[Dataset entries on figures]

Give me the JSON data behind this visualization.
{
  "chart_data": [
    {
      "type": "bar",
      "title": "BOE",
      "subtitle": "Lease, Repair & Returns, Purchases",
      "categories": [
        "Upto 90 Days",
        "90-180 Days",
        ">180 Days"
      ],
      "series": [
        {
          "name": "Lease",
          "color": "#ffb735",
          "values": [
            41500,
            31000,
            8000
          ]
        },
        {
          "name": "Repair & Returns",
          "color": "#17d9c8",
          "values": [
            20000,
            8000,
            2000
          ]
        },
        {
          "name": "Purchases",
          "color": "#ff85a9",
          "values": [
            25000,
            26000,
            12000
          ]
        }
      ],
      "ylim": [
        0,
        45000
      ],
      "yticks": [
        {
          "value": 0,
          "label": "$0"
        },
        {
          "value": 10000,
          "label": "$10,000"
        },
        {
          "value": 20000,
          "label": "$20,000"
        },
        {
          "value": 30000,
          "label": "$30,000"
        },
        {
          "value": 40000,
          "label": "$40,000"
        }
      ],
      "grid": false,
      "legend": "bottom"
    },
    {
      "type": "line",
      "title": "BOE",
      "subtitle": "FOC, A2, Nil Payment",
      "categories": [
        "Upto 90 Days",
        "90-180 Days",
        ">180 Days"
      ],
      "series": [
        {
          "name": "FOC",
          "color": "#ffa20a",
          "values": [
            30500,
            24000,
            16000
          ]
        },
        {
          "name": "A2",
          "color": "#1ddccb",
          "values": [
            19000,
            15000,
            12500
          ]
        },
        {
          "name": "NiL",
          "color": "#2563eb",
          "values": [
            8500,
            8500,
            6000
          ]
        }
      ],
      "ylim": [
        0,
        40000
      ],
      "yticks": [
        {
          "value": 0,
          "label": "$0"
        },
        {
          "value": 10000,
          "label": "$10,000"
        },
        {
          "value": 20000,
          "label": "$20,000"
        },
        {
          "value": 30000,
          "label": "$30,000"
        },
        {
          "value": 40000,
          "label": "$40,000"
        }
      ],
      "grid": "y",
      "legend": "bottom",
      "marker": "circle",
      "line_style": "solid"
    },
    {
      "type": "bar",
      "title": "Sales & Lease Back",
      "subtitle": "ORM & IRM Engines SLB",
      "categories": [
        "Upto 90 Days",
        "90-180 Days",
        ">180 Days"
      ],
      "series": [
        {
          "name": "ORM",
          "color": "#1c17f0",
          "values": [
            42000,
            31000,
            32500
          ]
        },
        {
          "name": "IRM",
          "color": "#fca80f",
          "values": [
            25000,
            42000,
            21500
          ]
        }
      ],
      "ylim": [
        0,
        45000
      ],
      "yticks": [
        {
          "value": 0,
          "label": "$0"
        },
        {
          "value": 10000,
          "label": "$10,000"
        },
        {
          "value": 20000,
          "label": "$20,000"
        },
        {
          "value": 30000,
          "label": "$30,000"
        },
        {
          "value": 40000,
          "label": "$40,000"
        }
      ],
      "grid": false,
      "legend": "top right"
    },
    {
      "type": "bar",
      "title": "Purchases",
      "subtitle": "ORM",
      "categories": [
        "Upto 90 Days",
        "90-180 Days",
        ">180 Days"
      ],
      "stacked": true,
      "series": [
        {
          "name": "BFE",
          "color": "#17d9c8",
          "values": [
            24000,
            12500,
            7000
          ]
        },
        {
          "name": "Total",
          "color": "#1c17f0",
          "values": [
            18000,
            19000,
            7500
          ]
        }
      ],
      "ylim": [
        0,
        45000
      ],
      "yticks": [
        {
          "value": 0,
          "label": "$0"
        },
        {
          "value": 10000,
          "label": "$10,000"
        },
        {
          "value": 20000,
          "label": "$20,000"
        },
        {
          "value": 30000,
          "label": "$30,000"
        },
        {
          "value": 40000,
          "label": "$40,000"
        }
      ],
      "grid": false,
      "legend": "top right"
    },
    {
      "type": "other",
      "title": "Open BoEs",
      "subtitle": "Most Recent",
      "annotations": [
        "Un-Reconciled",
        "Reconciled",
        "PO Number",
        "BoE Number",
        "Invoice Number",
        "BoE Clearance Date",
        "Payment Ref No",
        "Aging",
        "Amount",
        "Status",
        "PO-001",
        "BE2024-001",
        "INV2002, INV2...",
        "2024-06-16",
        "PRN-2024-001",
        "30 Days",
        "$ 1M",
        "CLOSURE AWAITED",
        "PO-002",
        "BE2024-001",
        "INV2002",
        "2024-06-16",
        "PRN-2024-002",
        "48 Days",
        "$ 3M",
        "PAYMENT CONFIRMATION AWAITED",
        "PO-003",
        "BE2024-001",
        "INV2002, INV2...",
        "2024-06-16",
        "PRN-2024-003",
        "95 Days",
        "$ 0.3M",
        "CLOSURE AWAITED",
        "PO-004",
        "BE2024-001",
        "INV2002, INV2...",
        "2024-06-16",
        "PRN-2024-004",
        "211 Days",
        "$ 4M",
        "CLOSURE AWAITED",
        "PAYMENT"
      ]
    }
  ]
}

== Task requirements ==
From the preceding material, extract every line exactly.

== Finished task ==
Give me the JSON data behind this visualization.
{
  "chart_data": [
    {
      "type": "bar",
      "title": "BOE",
      "subtitle": "Lease, Repair & Returns, Purchases",
      "categories": [
        "Upto 90 Days",
        "90-180 Days",
        ">180 Days"
      ],
      "series": [
        {
          "name": "Lease",
          "color": "#ffb735",
          "values": [
            41500,
            31000,
            8000
          ]
        },
        {
          "name": "Repair & Returns",
          "color": "#17d9c8",
          "values": [
            20000,
            8000,
            2000
          ]
        },
        {
          "name": "Purchases",
          "color": "#ff85a9",
          "values": [
            25000,
            26000,
            12000
          ]
        }
      ],
      "ylim": [
        0,
        45000
      ],
      "yticks": [
        {
          "value": 0,
          "label": "$0"
        },
        {
          "value": 10000,
          "label": "$10,000"
        },
        {
          "value": 20000,
          "label": "$20,000"
        },
        {
          "value": 30000,
          "label": "$30,000"
        },
        {
          "value": 40000,
          "label": "$40,000"
        }
      ],
      "grid": false,
      "legend": "bottom"
    },
    {
      "type": "line",
      "title": "BOE",
      "subtitle": "FOC, A2, Nil Payment",
      "categories": [
        "Upto 90 Days",
        "90-180 Days",
        ">180 Days"
      ],
      "series": [
        {
          "name": "FOC",
          "color": "#ffa20a",
          "values": [
            30500,
            24000,
            16000
          ]
        },
        {
          "name": "A2",
          "color": "#1ddccb",
          "values": [
            19000,
            15000,
            12500
          ]
        },
        {
          "name": "NiL",
          "color": "#2563eb",
          "values": [
            8500,
            8500,
            6000
          ]
        }
      ],
      "ylim": [
        0,
        40000
      ],
      "yticks": [
        {
          "value": 0,
          "label": "$0"
        },
        {
          "value": 10000,
          "label": "$10,000"
        },
        {
          "value": 20000,
          "label": "$20,000"
        },
        {
          "value": 30000,
          "label": "$30,000"
        },
        {
          "value": 40000,
          "label": "$40,000"
        }
      ],
      "grid": "y",
      "legend": "bottom",
      "marker": "circle",
      "line_style": "solid"
    },
    {
      "type": "bar",
      "title": "Sales & Lease Back",
      "subtitle": "ORM & IRM Engines SLB",
      "categories": [
        "Upto 90 Days",
        "90-180 Days",
        ">180 Days"
      ],
      "series": [
        {
          "name": "ORM",
          "color": "#1c17f0",
          "values": [
            42000,
            31000,
            32500
          ]
        },
        {
          "name": "IRM",
          "color": "#fca80f",
          "values": [
            25000,
            42000,
            21500
          ]
        }
      ],
      "ylim": [
        0,
        45000
      ],
      "yticks": [
        {
          "value": 0,
          "label": "$0"
        },
        {
          "value": 10000,
          "label": "$10,000"
        },
        {
          "value": 20000,
          "label": "$20,000"
        },
        {
          "value": 30000,
          "label": "$30,000"
        },
        {
          "value": 40000,
          "label": "$40,000"
        }
      ],
      "grid": false,
      "legend": "top right"
    },
    {
      "type": "bar",
      "title": "Purchases",
      "subtitle": "ORM",
      "categories": [
        "Upto 90 Days",
        "90-180 Days",
        ">180 Days"
      ],
      "stacked": true,
      "series": [
        {
          "name": "BFE",
          "color": "#17d9c8",
          "values": [
            24000,
            12500,
            7000
          ]
        },
        {
          "name": "Total",
          "color": "#1c17f0",
          "values": [
            18000,
            19000,
            7500
          ]
        }
      ],
      "ylim": [
        0,
        45000
      ],
      "yticks": [
        {
          "value": 0,
          "label": "$0"
        },
        {
          "value": 10000,
          "label": "$10,000"
        },
        {
          "value": 20000,
          "label": "$20,000"
        },
        {
          "value": 30000,
          "label": "$30,000"
        },
        {
          "value": 40000,
          "label": "$40,000"
        }
      ],
      "grid": false,
      "legend": "top right"
    },
    {
      "type": "other",
      "title": "Open BoEs",
      "subtitle": "Most Recent",
      "annotations": [
        "Un-Reconciled",
        "Reconciled",
        "PO Number",
        "BoE Number",
        "Invoice Number",
        "BoE Clearance Date",
        "Payment Ref No",
        "Aging",
        "Amount",
        "Status",
        "PO-001",
        "BE2024-001",
        "INV2002, INV2...",
        "2024-06-16",
        "PRN-2024-001",
        "30 Days",
        "$ 1M",
        "CLOSURE AWAITED",
        "PO-002",
        "BE2024-001",
        "INV2002",
        "2024-06-16",
        "PRN-2024-002",
        "48 Days",
        "$ 3M",
        "PAYMENT CONFIRMATION AWAITED",
        "PO-003",
        "BE2024-001",
        "INV2002, INV2...",
        "2024-06-16",
        "PRN-2024-003",
        "95 Days",
        "$ 0.3M",
        "CLOSURE AWAITED",
        "PO-004",
        "BE2024-001",
        "INV2002, INV2...",
        "2024-06-16",
        "PRN-2024-004",
        "211 Days",
        "$ 4M",
        "CLOSURE AWAITED",
        "PAYMENT"
      ]
    }
  ]
}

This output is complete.